> _Tarefa A_:
Com base no trecho sobre o filme OS ASSASSINOS, responda:
(i) Que quadro de Edward Hopper foi inspirado pela cena inicial do filme?
(ii) Em qual sequência o diretor brinca mais com os movimentos de câmera?
(iii) De onde Robert Siodmak fugiu durante a ascensão do nazismo?
> _Tarefa B_: Reproduza fielmente a parte do trecho sobre o filme OS ASSASSINOS que começa em "Essencial para o" e termina em "movimentos de câmera.".

> _Trecho do texto_:
┄┄┄┄┄┄┄┄┄┄

Quanto aos 15 minutos iniciais do filme, que foi o que realmente esteve presente na obra literária de Hemingway, esses instantes são tão impressionantes que tudo o mais que viria a seguir parece menor. A cena é tensa e sufocante, as imagens têm uma beleza plástica de encher os olhos, desde os instantes iniciais, com apenas a sombra dos assassinos se aproximando do estabelecimento, ao som da música que antecipa o tom de ameaça. A cena é tão boa que inspirou o famoso quadro Nighthawks, de Edward Hopper. Além do mais, é importante lembrar que o grande Andrei Tarkóvski fez um curta-metragem no início de sua carreira inspirado no conto de Hemingway também.

Essencial para o ciclo dos filmes noir, OS ASSASSINOS já impressiona pelo preto e branco extremamente contrastante e expressionista e pela já citada trilha sonora carregada de violência e inspiração. Nem todo momento me pegou – acho que a segunda metade do filme tem um problema de ritmo –, mas quando o filme brilha é impressionante. Adoro o momento do encontro de Lancaster com Gardner, da conversa na prisão, do retorno para um novo e perigoso golpe, e de uma das últimas sequências, a do restaurante, que parece um último ato de uma ópera, e é quando o diretor brinca mais com os movimentos de câmera.

Quanto a Robert Siodmak (SILÊNCIO NAS TREVAS, 1946), o homem que é praticamente sinônimo de film noir, trata-se de um dos diretores alemães que fugiram da Europa durante a ascensão do nazismo. A lista de cineastas talentosos vindos da Alemanha nessa época traz nomes de peso como Billy Wilder, Ernst Lubitsch, Max Ophüls e Fritz Lang, e todos contribuíram para esse momento todo especial, para essa nova sensibilidade surgida em Hollywood, advinda tanto do espírito da época, de um mundo mais sombrio devido à eclosão da Segunda Guerra Mundial, quanto da influência do expressionismo alemão na plasticidade da fotografia dos filmes.

┄┄┄┄┄┄┄┄┄┄

> _Material fornecido_:
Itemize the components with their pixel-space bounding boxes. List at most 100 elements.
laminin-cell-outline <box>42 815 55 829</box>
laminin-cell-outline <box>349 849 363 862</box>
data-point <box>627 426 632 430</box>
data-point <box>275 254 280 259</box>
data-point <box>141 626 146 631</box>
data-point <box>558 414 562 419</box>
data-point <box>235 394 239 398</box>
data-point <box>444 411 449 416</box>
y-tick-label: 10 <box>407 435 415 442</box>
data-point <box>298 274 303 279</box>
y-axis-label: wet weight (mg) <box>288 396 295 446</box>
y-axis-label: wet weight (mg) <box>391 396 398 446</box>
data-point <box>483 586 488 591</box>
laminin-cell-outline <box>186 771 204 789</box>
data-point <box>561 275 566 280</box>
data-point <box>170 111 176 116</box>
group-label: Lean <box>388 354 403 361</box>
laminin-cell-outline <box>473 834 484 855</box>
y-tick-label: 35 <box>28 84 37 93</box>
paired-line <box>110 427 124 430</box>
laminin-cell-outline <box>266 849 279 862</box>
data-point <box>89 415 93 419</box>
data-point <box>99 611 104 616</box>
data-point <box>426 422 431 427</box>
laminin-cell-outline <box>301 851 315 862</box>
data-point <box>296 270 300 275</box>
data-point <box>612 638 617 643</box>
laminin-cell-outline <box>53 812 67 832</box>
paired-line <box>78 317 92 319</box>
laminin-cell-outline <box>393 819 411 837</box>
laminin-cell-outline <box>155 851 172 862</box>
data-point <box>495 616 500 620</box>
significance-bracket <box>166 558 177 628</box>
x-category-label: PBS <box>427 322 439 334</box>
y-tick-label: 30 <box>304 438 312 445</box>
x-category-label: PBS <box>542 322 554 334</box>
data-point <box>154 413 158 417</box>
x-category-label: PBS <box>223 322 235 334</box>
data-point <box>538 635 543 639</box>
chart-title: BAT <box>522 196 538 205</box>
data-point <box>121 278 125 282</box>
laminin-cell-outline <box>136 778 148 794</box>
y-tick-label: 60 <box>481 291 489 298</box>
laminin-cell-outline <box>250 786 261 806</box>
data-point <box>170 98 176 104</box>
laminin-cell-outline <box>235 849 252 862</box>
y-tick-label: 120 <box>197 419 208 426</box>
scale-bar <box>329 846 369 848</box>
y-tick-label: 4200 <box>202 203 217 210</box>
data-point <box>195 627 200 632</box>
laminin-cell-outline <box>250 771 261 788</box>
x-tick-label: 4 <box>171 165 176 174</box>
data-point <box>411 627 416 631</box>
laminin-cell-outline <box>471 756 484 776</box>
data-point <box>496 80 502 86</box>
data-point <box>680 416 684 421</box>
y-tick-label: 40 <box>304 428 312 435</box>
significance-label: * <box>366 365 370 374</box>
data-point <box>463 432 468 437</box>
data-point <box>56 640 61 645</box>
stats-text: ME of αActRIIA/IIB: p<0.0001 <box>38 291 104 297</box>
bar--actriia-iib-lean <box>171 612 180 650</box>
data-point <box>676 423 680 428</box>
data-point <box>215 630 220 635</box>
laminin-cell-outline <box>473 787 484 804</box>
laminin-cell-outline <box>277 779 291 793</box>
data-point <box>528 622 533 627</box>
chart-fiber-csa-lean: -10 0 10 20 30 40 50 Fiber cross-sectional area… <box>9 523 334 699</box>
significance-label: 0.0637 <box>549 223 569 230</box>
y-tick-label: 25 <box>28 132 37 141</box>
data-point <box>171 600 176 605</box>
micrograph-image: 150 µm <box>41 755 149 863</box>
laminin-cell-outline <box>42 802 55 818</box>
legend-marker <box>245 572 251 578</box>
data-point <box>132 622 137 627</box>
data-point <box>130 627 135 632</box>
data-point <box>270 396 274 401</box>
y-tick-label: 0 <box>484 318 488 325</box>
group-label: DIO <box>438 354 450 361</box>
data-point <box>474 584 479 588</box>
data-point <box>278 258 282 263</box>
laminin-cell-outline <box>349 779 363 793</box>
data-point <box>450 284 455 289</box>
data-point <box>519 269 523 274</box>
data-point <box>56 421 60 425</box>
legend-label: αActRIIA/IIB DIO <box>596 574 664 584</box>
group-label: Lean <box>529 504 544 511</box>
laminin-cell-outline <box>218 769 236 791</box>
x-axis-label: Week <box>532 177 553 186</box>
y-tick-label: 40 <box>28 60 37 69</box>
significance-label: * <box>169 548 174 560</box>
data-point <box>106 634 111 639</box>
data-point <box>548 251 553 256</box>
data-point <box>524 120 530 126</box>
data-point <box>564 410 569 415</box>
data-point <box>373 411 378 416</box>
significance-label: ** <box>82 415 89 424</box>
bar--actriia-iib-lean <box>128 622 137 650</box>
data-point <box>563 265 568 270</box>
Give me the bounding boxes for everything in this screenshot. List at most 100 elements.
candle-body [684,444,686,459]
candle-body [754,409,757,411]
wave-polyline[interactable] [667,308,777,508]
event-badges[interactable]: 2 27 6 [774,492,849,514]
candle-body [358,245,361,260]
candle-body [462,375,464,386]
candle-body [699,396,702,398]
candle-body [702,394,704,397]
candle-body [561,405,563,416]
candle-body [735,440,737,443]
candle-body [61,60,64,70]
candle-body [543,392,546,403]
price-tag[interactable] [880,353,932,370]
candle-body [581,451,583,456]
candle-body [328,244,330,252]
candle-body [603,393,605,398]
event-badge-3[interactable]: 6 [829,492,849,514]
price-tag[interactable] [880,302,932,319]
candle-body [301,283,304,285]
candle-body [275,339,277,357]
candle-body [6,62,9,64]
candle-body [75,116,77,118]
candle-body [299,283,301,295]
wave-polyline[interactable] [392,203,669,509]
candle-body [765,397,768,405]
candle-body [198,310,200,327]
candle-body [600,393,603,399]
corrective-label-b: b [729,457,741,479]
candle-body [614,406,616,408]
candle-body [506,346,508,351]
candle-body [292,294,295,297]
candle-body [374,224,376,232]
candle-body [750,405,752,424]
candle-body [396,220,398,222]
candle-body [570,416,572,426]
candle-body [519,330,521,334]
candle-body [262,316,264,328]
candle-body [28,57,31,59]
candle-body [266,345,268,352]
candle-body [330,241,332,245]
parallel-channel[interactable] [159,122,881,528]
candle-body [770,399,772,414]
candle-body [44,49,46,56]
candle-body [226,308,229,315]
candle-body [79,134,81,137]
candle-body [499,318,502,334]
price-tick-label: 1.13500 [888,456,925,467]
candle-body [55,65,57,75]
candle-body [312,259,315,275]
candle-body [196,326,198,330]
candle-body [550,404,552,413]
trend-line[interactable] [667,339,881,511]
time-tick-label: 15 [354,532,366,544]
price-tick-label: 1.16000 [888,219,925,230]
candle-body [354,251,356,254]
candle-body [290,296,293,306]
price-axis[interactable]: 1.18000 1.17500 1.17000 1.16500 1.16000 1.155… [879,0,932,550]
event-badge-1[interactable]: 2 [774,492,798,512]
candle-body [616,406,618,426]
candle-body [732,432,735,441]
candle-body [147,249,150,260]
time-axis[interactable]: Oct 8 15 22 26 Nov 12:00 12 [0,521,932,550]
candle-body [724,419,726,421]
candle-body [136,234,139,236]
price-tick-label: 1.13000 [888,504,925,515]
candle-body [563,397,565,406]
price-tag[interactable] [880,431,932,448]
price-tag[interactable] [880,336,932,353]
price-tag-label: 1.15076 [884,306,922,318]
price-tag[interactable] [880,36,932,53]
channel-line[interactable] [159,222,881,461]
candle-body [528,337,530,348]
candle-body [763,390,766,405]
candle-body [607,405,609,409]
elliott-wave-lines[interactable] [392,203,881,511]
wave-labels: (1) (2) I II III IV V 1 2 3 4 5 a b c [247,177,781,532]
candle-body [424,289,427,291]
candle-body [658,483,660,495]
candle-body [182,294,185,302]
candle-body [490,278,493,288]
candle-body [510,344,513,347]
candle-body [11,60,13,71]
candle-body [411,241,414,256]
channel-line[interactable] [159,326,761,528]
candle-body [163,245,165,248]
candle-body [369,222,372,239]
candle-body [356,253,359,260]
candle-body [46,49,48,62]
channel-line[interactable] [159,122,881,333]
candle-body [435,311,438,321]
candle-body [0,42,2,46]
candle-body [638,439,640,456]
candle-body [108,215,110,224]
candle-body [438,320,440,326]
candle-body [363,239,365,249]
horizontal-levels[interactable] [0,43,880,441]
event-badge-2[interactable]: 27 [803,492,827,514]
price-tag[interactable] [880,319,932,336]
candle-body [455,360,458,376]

┄┄┄┄┄┄┄┄┄┄

> _Resposta A_:
(i) Nighthawks.
(ii) Na sequência do restaurante.
(iii) Da Europa.

> _Resposta B_:
Essencial para o ciclo dos filmes noir, OS ASSASSINOS já impressiona pelo preto e branco extremamente contrastante e expressionista e pela já citada trilha sonora carregada de violência e inspiração. Nem todo momento me pegou – acho que a segunda metade do filme tem um problema de ritmo –, mas quando o filme brilha é impressionante. Adoro o momento do encontro de Lancaster com Gardner, da conversa na prisão, do retorno para um novo e perigoso golpe, e de uma das últimas sequências, a do restaurante, que parece um último ato de uma ópera, e é quando o diretor brinca mais com os movimentos de câmera.